--- begin ---

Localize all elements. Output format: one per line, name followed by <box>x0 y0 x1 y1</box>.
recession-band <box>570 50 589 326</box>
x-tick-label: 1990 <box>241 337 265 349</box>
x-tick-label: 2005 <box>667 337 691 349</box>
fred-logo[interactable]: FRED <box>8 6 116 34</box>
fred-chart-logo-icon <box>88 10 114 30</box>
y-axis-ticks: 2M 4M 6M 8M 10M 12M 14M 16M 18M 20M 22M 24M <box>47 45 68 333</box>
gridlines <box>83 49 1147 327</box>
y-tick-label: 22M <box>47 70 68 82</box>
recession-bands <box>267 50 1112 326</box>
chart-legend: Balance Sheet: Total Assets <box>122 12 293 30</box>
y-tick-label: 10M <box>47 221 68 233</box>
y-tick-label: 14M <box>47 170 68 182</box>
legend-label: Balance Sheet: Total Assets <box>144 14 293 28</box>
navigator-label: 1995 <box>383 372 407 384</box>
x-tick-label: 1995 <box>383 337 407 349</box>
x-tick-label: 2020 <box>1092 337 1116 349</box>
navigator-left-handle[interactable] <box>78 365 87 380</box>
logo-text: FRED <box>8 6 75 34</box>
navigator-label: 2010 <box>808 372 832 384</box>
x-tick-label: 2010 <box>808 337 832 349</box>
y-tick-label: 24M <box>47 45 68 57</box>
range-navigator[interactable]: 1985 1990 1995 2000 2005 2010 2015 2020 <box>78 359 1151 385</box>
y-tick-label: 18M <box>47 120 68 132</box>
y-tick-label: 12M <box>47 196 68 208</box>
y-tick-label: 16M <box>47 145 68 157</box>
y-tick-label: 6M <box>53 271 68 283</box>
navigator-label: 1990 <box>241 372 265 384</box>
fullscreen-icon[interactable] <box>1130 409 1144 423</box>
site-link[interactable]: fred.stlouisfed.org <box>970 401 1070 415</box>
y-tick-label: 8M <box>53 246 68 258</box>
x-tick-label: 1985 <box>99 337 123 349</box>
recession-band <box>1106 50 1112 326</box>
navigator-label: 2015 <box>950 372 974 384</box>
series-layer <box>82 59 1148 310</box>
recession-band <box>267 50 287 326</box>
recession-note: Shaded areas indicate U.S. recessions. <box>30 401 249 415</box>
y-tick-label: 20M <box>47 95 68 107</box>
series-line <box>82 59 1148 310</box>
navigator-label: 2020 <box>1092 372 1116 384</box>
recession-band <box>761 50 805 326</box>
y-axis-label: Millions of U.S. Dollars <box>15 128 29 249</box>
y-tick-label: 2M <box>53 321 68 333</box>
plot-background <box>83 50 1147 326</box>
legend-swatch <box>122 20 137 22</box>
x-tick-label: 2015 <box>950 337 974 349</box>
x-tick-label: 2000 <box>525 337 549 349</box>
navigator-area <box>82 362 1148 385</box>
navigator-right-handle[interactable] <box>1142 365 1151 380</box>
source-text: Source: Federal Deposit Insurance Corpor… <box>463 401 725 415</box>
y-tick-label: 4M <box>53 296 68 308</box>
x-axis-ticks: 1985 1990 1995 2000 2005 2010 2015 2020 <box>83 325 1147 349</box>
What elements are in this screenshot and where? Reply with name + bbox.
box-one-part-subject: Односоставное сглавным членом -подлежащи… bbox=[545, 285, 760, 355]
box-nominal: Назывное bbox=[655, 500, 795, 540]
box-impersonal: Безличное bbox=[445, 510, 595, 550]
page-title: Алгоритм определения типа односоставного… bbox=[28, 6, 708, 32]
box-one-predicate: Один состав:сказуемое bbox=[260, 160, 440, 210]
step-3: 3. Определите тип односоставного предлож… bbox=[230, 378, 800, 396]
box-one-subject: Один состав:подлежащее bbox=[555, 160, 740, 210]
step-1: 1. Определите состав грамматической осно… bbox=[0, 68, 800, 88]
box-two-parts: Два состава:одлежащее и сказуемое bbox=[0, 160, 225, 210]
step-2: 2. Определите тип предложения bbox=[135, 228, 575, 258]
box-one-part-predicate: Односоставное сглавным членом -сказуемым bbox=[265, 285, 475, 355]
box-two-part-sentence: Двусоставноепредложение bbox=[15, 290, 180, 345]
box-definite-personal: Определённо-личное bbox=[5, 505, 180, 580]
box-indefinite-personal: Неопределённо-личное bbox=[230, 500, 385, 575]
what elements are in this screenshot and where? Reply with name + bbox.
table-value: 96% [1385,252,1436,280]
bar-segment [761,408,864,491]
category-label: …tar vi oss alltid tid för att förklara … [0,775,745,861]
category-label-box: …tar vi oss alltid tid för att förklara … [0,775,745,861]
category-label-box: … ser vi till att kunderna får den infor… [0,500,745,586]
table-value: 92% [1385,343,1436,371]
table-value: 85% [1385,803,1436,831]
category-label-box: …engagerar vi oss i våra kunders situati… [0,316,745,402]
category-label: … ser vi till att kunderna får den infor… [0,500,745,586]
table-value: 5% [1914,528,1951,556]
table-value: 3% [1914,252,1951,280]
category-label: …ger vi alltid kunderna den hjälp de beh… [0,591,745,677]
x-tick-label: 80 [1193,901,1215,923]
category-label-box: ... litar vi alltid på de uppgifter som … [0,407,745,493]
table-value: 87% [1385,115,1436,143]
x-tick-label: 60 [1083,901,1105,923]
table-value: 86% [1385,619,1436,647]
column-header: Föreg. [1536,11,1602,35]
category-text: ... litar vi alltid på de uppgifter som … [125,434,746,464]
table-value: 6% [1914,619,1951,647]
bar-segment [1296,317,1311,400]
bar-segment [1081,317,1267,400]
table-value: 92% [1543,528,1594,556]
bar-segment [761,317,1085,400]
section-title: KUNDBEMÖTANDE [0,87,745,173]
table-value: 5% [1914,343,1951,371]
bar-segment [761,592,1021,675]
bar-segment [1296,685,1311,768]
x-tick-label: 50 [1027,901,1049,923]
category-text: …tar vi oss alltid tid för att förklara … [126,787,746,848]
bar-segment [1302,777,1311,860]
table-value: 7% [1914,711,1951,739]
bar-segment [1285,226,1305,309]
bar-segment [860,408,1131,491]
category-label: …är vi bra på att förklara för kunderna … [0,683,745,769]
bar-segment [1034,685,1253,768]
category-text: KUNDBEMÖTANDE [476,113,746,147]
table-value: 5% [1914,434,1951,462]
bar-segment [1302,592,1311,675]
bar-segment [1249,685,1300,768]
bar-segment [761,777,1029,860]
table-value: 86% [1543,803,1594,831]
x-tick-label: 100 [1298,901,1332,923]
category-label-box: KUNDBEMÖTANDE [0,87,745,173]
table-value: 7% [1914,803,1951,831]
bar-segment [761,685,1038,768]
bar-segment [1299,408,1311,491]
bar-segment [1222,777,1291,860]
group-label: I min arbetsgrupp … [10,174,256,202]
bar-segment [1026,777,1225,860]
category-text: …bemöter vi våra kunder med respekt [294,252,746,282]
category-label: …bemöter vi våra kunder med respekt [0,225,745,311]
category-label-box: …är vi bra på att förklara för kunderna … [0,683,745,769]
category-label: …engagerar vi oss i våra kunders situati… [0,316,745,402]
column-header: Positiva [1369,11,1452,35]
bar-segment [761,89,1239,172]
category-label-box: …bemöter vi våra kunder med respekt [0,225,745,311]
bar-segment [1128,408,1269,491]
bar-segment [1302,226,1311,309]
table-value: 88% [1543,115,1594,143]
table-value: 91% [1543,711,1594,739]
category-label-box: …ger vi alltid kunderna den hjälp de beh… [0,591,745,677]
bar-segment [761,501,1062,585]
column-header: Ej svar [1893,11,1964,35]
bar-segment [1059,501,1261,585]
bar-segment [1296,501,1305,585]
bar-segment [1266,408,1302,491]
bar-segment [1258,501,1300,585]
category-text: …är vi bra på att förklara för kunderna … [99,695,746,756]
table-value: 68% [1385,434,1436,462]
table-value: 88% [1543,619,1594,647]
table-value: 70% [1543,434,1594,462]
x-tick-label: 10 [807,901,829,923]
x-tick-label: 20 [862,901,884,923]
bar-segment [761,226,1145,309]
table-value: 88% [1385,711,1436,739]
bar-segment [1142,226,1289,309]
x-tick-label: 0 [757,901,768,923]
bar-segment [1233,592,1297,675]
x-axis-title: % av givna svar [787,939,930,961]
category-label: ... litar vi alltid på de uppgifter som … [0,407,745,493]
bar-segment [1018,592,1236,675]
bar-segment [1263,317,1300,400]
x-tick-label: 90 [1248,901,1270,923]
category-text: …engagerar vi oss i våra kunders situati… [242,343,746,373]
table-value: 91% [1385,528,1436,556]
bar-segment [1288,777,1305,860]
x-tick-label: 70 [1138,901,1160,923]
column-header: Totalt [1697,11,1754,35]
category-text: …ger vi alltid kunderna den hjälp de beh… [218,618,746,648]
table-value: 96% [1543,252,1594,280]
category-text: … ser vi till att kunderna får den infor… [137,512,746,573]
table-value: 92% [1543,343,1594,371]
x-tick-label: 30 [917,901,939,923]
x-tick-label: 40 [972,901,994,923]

--- end ---

> The exercise: Copy out, without any changes, every line from the start of the entries up to and including the line that contains "recession-band <box>267 50 287 326</box>".

> Task answer:
Localize all elements. Output format: one per line, name followed by <box>x0 y0 x1 y1</box>.
recession-band <box>570 50 589 326</box>
x-tick-label: 1990 <box>241 337 265 349</box>
x-tick-label: 2005 <box>667 337 691 349</box>
fred-logo[interactable]: FRED <box>8 6 116 34</box>
fred-chart-logo-icon <box>88 10 114 30</box>
y-axis-ticks: 2M 4M 6M 8M 10M 12M 14M 16M 18M 20M 22M 24M <box>47 45 68 333</box>
gridlines <box>83 49 1147 327</box>
y-tick-label: 22M <box>47 70 68 82</box>
recession-bands <box>267 50 1112 326</box>
chart-legend: Balance Sheet: Total Assets <box>122 12 293 30</box>
y-tick-label: 10M <box>47 221 68 233</box>
y-tick-label: 14M <box>47 170 68 182</box>
legend-label: Balance Sheet: Total Assets <box>144 14 293 28</box>
navigator-label: 1995 <box>383 372 407 384</box>
x-tick-label: 1995 <box>383 337 407 349</box>
x-tick-label: 2020 <box>1092 337 1116 349</box>
navigator-left-handle[interactable] <box>78 365 87 380</box>
logo-text: FRED <box>8 6 75 34</box>
navigator-label: 2010 <box>808 372 832 384</box>
x-tick-label: 2010 <box>808 337 832 349</box>
y-tick-label: 24M <box>47 45 68 57</box>
range-navigator[interactable]: 1985 1990 1995 2000 2005 2010 2015 2020 <box>78 359 1151 385</box>
y-tick-label: 18M <box>47 120 68 132</box>
y-tick-label: 12M <box>47 196 68 208</box>
y-tick-label: 16M <box>47 145 68 157</box>
y-tick-label: 6M <box>53 271 68 283</box>
navigator-label: 1990 <box>241 372 265 384</box>
fullscreen-icon[interactable] <box>1130 409 1144 423</box>
site-link[interactable]: fred.stlouisfed.org <box>970 401 1070 415</box>
y-tick-label: 8M <box>53 246 68 258</box>
x-tick-label: 1985 <box>99 337 123 349</box>
recession-band <box>1106 50 1112 326</box>
navigator-label: 2015 <box>950 372 974 384</box>
series-layer <box>82 59 1148 310</box>
recession-band <box>267 50 287 326</box>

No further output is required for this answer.